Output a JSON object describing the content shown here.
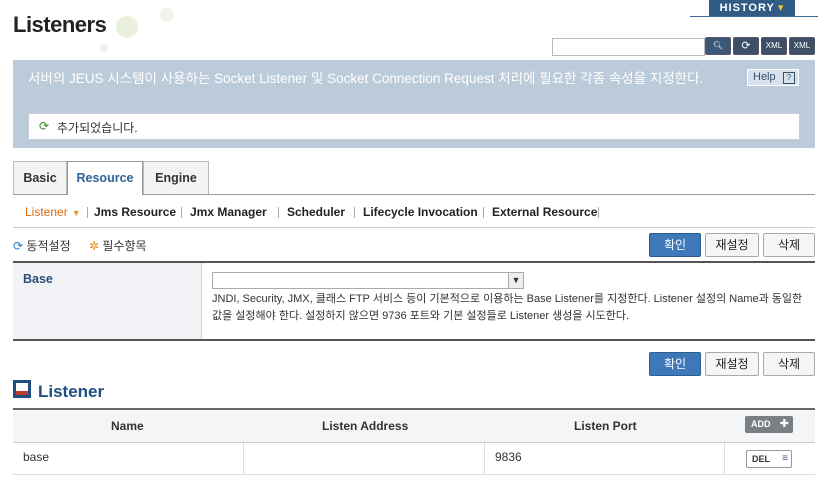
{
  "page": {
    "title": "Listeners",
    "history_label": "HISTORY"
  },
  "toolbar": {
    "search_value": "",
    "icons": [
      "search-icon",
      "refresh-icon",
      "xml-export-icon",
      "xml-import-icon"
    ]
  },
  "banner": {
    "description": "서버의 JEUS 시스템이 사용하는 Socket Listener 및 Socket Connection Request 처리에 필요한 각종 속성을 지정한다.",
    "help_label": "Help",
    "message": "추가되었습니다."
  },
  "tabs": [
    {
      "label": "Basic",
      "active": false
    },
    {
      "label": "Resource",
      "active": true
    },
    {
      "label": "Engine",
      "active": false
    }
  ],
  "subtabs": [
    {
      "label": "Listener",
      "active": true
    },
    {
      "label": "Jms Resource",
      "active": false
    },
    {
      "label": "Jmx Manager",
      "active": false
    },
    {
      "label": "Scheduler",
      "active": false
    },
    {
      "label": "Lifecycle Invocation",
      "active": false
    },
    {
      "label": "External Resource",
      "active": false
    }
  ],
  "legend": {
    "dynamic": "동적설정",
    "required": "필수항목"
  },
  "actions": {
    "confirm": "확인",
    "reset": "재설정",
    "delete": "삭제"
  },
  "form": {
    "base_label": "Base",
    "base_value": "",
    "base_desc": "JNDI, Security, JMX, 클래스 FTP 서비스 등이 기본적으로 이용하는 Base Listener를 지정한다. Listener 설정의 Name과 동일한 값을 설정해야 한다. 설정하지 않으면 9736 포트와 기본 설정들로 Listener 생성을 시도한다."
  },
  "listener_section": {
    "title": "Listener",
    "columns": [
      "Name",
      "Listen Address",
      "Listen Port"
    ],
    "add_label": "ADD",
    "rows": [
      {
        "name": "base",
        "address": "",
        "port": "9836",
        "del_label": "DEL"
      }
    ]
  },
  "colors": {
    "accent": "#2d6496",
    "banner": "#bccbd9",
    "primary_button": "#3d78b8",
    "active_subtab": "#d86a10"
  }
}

_Written task_. Make an exact copy of the listing above. Do not include the pictures.

_Result of this exercise_.
Output a JSON object describing the content shown here.
{
  "page": {
    "title": "Listeners",
    "history_label": "HISTORY"
  },
  "toolbar": {
    "search_value": "",
    "icons": [
      "search-icon",
      "refresh-icon",
      "xml-export-icon",
      "xml-import-icon"
    ]
  },
  "banner": {
    "description": "서버의 JEUS 시스템이 사용하는 Socket Listener 및 Socket Connection Request 처리에 필요한 각종 속성을 지정한다.",
    "help_label": "Help",
    "message": "추가되었습니다."
  },
  "tabs": [
    {
      "label": "Basic",
      "active": false
    },
    {
      "label": "Resource",
      "active": true
    },
    {
      "label": "Engine",
      "active": false
    }
  ],
  "subtabs": [
    {
      "label": "Listener",
      "active": true
    },
    {
      "label": "Jms Resource",
      "active": false
    },
    {
      "label": "Jmx Manager",
      "active": false
    },
    {
      "label": "Scheduler",
      "active": false
    },
    {
      "label": "Lifecycle Invocation",
      "active": false
    },
    {
      "label": "External Resource",
      "active": false
    }
  ],
  "legend": {
    "dynamic": "동적설정",
    "required": "필수항목"
  },
  "actions": {
    "confirm": "확인",
    "reset": "재설정",
    "delete": "삭제"
  },
  "form": {
    "base_label": "Base",
    "base_value": "",
    "base_desc": "JNDI, Security, JMX, 클래스 FTP 서비스 등이 기본적으로 이용하는 Base Listener를 지정한다. Listener 설정의 Name과 동일한 값을 설정해야 한다. 설정하지 않으면 9736 포트와 기본 설정들로 Listener 생성을 시도한다."
  },
  "listener_section": {
    "title": "Listener",
    "columns": [
      "Name",
      "Listen Address",
      "Listen Port"
    ],
    "add_label": "ADD",
    "rows": [
      {
        "name": "base",
        "address": "",
        "port": "9836",
        "del_label": "DEL"
      }
    ]
  },
  "colors": {
    "accent": "#2d6496",
    "banner": "#bccbd9",
    "primary_button": "#3d78b8",
    "active_subtab": "#d86a10"
  }
}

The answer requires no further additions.